Stated problem: Reproduce the records exactly.

<<<<

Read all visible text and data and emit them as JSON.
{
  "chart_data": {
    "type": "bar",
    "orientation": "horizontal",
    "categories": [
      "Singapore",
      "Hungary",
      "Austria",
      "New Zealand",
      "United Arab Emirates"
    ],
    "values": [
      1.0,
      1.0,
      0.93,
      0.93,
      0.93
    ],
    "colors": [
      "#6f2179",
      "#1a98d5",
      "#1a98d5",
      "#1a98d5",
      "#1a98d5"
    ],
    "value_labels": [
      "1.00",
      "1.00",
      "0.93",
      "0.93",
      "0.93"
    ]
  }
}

>>>>

Exercise solution:
Read all visible text and data and emit them as JSON.
{
  "chart_data": {
    "type": "bar",
    "orientation": "horizontal",
    "categories": [
      "Singapore",
      "Hungary",
      "Austria",
      "New Zealand",
      "United Arab Emirates"
    ],
    "values": [
      1.0,
      1.0,
      0.93,
      0.93,
      0.93
    ],
    "colors": [
      "#6f2179",
      "#1a98d5",
      "#1a98d5",
      "#1a98d5",
      "#1a98d5"
    ],
    "value_labels": [
      "1.00",
      "1.00",
      "0.93",
      "0.93",
      "0.93"
    ]
  }
}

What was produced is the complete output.